- Given request: Would you transcribe the whole listing exactly, minus its pictures?

---+---

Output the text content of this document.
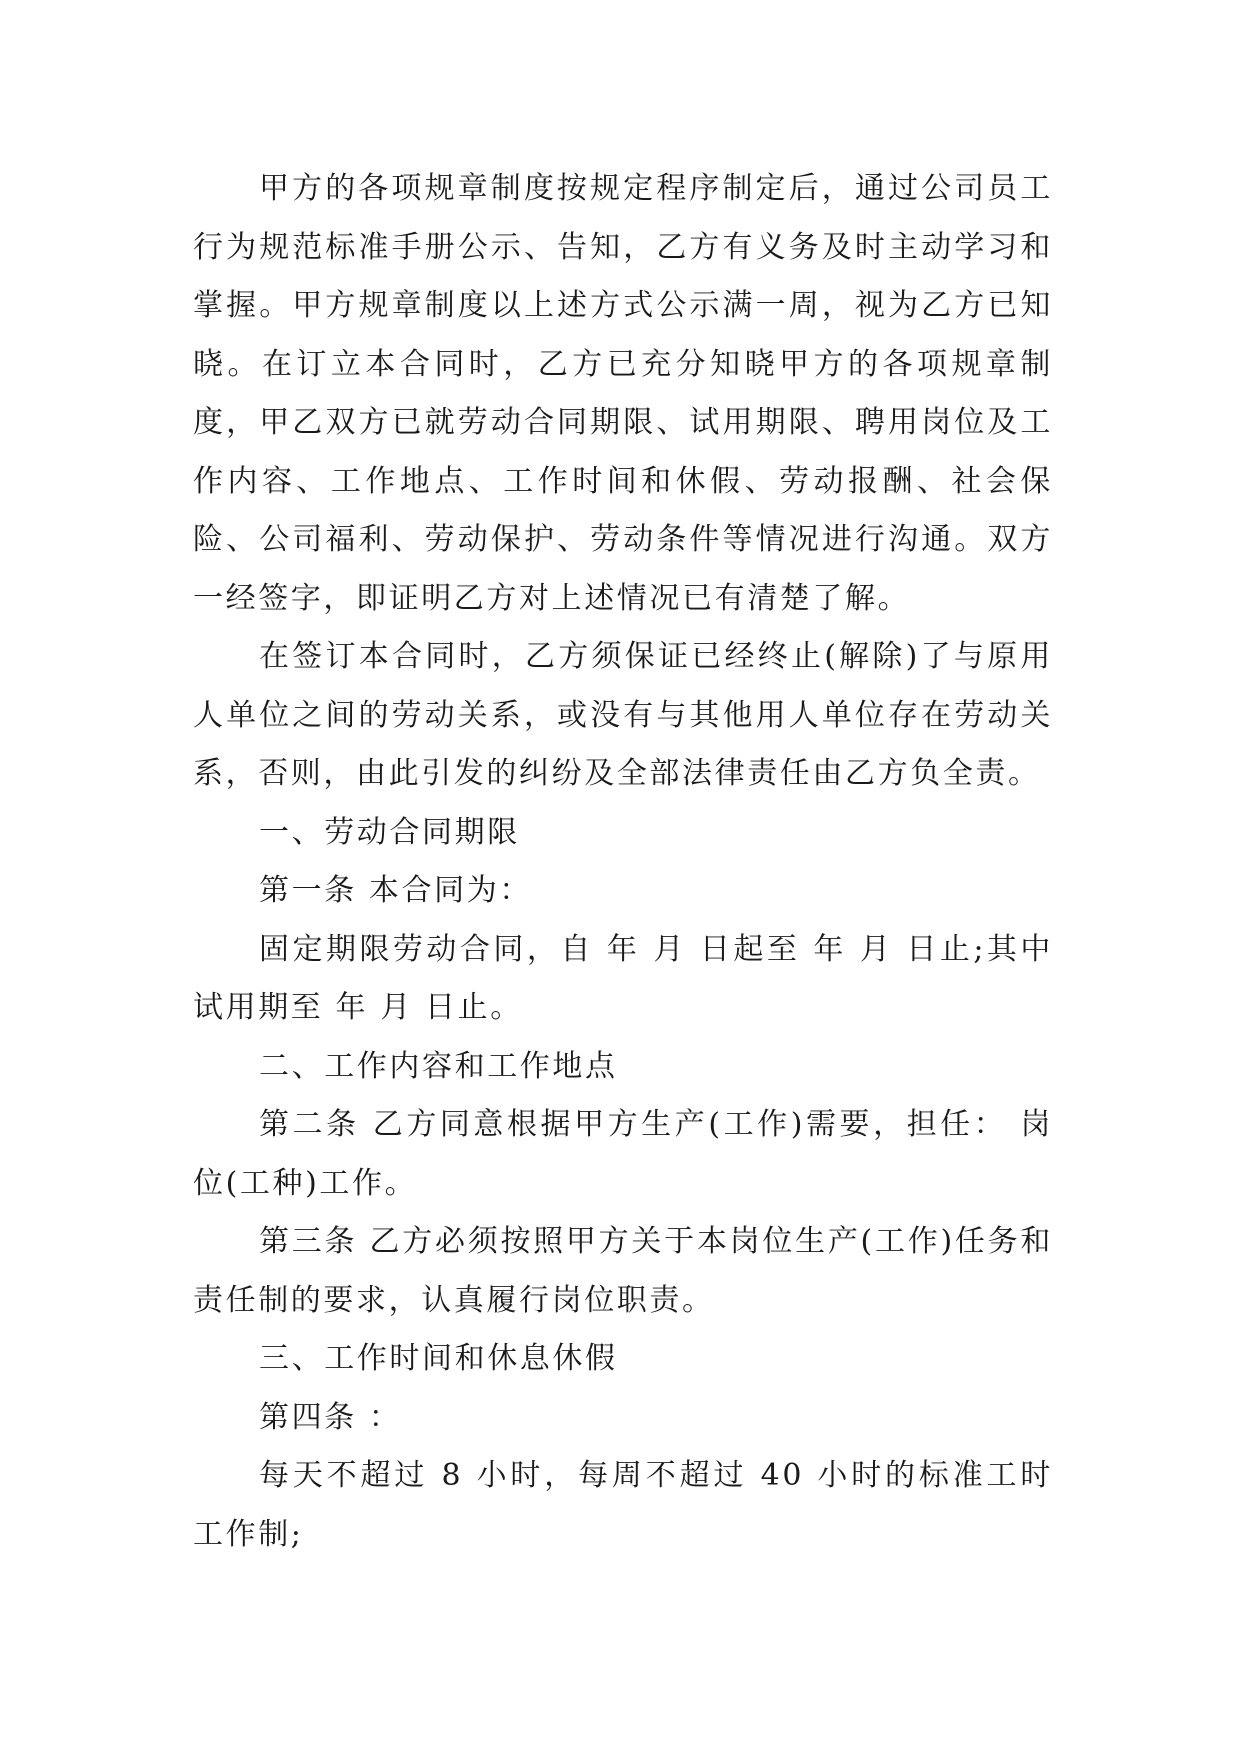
甲方的各项规章制度按规定程序制定后，通过公司员工行为规范标准手册公示、告知，乙方有义务及时主动学习和掌握。甲方规章制度以上述方式公示满一周，视为乙方已知晓。在订立本合同时，乙方已充分知晓甲方的各项规章制度，甲乙双方已就劳动合同期限、试用期限、聘用岗位及工作内容、工作地点、工作时间和休假、劳动报酬、社会保险、公司福利、劳动保护、劳动条件等情况进行沟通。双方一经签字，即证明乙方对上述情况已有清楚了解。

在签订本合同时，乙方须保证已经终止(解除)了与原用人单位之间的劳动关系，或没有与其他用人单位存在劳动关系，否则，由此引发的纠纷及全部法律责任由乙方负全责。

一、劳动合同期限

第一条 本合同为：

固定期限劳动合同，自 年 月 日起至 年 月 日止;其中试用期至 年 月 日止。

二、工作内容和工作地点

第二条 乙方同意根据甲方生产(工作)需要，担任： 岗位(工种)工作。

第三条 乙方必须按照甲方关于本岗位生产(工作)任务和责任制的要求，认真履行岗位职责。

三、工作时间和休息休假

第四条 ：

每天不超过 8 小时，每周不超过 40 小时的标准工时工作制;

---+---

- Answer to the task:
Output the text content of this document.
甲方的各项规章制度按规定程序制定后，通过公司员工行为规范标准手册公示、告知，乙方有义务及时主动学习和掌握。甲方规章制度以上述方式公示满一周，视为乙方已知晓。在订立本合同时，乙方已充分知晓甲方的各项规章制度，甲乙双方已就劳动合同期限、试用期限、聘用岗位及工作内容、工作地点、工作时间和休假、劳动报酬、社会保险、公司福利、劳动保护、劳动条件等情况进行沟通。双方一经签字，即证明乙方对上述情况已有清楚了解。

在签订本合同时，乙方须保证已经终止(解除)了与原用人单位之间的劳动关系，或没有与其他用人单位存在劳动关系，否则，由此引发的纠纷及全部法律责任由乙方负全责。

一、劳动合同期限

第一条 本合同为：

固定期限劳动合同，自 年 月 日起至 年 月 日止;其中试用期至 年 月 日止。

二、工作内容和工作地点

第二条 乙方同意根据甲方生产(工作)需要，担任： 岗位(工种)工作。

第三条 乙方必须按照甲方关于本岗位生产(工作)任务和责任制的要求，认真履行岗位职责。

三、工作时间和休息休假

第四条 ：

每天不超过 8 小时，每周不超过 40 小时的标准工时工作制;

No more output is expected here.